▶ _WRITTEN TASK_
Take each line containing "bursts" and report it exactly as written.

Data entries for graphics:
··········

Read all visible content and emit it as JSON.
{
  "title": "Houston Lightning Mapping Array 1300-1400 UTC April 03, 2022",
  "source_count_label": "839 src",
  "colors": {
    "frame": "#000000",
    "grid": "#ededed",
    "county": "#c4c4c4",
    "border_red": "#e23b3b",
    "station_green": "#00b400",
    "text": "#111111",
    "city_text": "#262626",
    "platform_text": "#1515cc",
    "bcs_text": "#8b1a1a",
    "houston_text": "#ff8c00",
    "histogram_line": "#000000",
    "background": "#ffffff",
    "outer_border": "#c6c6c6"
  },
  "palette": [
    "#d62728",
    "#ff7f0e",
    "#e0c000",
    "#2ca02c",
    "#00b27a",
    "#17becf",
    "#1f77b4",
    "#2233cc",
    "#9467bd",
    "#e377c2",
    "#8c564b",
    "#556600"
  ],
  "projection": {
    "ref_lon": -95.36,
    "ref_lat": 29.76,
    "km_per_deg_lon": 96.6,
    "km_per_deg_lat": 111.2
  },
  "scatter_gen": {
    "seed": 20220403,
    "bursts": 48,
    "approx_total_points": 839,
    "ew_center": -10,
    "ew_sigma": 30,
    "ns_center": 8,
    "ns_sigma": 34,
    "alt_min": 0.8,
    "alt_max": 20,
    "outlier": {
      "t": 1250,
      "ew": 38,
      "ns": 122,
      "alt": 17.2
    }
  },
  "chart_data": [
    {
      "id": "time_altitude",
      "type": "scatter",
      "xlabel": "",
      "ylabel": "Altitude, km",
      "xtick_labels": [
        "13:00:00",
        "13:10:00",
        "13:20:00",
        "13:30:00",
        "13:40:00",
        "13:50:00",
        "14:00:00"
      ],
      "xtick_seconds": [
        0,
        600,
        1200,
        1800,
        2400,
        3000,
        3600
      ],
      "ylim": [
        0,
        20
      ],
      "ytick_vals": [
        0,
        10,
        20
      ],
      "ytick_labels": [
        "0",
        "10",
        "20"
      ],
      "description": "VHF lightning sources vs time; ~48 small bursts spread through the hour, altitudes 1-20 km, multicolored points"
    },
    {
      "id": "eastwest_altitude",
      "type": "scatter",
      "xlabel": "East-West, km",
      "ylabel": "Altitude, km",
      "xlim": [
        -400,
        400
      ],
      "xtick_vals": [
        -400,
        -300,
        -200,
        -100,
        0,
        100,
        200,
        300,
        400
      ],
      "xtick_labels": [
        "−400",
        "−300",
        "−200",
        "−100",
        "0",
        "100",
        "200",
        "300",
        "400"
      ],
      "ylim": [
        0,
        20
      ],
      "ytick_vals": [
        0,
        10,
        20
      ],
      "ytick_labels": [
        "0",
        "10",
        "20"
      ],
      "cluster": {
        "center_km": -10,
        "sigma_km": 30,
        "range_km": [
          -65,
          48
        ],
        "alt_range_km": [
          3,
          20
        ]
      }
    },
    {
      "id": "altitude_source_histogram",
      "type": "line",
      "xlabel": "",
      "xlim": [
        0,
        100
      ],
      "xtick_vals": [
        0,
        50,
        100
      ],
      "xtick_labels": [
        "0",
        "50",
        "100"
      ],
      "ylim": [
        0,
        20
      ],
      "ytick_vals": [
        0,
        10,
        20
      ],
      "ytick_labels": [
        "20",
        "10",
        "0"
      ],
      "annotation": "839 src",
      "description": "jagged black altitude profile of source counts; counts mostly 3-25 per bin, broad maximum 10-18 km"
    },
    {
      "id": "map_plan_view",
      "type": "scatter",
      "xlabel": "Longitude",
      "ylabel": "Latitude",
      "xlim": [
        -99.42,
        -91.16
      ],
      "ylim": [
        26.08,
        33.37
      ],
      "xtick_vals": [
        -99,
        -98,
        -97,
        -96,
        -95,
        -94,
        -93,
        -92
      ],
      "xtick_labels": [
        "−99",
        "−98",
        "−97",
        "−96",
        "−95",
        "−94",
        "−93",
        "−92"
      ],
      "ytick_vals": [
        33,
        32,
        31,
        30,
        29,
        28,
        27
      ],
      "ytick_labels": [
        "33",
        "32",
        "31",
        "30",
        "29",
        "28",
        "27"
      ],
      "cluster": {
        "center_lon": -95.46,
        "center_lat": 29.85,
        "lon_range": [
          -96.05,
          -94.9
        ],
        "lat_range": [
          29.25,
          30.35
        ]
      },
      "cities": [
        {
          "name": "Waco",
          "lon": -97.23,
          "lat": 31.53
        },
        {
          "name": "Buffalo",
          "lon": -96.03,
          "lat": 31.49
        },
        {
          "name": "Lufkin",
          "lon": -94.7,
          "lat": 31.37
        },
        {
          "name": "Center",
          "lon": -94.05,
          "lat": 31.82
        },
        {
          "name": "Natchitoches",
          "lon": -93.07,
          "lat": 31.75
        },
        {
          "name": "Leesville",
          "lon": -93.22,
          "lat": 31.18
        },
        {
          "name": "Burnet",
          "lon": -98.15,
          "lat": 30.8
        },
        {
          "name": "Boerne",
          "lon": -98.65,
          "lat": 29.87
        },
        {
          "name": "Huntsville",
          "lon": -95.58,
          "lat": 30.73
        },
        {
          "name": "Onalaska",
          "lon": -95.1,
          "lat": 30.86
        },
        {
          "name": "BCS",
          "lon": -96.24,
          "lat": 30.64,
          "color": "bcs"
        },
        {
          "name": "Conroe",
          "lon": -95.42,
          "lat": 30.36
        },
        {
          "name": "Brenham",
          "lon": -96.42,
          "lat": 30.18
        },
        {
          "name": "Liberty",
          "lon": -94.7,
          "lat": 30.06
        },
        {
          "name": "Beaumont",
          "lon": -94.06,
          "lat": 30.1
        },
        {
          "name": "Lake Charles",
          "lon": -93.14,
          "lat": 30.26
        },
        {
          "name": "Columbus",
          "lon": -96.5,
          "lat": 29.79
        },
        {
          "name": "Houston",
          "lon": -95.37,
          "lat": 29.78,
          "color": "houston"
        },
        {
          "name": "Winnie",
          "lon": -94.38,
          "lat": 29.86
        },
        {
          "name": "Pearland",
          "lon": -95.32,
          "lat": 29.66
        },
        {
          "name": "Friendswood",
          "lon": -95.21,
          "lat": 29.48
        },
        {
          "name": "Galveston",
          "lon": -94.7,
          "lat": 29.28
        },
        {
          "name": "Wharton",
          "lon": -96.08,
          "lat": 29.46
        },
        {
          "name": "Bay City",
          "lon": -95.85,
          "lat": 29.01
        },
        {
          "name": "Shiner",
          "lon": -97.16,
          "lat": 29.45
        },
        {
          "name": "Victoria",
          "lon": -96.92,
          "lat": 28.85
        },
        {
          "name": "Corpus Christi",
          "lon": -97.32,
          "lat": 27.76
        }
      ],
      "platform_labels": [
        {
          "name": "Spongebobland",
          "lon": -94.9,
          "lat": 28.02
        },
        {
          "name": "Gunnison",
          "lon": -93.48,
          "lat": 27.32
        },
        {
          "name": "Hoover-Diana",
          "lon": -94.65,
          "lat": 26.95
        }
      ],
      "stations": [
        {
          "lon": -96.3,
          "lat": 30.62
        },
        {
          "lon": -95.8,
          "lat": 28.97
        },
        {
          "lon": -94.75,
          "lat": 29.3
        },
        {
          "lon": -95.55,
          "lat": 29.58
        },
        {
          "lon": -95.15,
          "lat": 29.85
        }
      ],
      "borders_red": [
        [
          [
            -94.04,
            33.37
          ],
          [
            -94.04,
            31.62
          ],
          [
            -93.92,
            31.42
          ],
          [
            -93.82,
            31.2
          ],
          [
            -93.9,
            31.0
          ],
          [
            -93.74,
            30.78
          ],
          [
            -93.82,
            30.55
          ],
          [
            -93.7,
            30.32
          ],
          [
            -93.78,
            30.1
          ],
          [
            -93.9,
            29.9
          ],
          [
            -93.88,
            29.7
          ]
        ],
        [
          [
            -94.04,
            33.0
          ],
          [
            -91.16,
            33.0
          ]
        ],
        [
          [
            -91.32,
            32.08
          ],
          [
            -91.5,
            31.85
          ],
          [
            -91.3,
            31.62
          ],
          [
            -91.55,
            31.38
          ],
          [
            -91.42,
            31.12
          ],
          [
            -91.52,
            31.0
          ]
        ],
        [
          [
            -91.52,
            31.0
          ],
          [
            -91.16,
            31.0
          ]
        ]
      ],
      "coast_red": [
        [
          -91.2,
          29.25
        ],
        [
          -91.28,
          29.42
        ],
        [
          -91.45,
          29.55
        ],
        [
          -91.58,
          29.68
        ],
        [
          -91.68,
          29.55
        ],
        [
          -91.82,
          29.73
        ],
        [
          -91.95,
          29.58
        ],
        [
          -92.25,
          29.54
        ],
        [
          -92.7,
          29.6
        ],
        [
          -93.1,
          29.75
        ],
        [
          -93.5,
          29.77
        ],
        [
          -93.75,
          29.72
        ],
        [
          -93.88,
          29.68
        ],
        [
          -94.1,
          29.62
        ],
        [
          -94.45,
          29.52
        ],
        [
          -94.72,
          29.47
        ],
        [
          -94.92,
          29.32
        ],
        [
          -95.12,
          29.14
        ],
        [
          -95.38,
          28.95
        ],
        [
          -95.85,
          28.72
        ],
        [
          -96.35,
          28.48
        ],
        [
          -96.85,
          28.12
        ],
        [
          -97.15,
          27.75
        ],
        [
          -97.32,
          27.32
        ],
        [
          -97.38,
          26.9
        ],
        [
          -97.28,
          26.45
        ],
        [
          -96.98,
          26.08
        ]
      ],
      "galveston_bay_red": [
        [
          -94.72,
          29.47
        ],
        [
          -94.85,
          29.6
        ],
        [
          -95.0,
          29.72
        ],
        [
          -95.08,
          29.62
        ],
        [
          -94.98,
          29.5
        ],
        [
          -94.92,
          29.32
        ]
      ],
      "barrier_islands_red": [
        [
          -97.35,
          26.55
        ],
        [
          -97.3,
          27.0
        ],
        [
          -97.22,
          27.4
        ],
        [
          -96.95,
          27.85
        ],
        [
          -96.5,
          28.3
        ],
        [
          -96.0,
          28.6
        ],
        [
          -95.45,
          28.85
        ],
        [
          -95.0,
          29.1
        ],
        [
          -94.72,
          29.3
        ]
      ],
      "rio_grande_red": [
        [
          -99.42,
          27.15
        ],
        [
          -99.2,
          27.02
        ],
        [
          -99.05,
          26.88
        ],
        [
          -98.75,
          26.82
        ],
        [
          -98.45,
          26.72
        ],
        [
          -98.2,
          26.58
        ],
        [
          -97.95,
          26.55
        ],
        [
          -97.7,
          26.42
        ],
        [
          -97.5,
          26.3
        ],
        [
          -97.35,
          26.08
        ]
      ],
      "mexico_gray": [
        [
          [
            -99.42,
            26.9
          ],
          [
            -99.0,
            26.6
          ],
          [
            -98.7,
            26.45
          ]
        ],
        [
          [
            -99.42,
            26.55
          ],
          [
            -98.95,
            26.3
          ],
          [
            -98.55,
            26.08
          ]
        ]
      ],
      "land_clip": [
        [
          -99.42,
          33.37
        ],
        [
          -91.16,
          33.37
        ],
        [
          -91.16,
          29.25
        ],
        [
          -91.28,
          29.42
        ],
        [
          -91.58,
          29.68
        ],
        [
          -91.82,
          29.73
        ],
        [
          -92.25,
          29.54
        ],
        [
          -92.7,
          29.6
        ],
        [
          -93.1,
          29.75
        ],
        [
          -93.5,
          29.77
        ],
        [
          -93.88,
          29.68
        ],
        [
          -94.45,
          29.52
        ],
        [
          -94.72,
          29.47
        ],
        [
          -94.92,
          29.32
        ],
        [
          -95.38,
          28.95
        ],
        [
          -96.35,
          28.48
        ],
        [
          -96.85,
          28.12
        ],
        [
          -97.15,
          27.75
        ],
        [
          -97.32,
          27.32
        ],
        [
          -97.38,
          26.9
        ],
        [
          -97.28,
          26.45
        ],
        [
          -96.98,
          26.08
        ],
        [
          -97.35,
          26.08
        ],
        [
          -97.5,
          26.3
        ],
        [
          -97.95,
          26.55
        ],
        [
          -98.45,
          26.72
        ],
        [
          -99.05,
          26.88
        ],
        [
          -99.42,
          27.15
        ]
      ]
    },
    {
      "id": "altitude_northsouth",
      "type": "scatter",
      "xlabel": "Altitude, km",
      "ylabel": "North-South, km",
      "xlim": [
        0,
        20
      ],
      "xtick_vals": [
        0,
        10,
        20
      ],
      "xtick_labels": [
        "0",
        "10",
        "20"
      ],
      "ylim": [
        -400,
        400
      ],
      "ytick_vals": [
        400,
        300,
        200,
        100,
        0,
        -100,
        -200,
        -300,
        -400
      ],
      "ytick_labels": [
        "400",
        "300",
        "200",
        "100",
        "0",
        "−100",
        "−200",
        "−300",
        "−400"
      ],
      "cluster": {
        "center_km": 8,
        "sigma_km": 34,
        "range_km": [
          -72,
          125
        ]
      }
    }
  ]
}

··········

▶ _REPLY TO THE TASK_
    "bursts": 48,
      "description": "VHF lightning sources vs time; ~48 small bursts spread through the hour, altitudes 1-20 km, multicolored points"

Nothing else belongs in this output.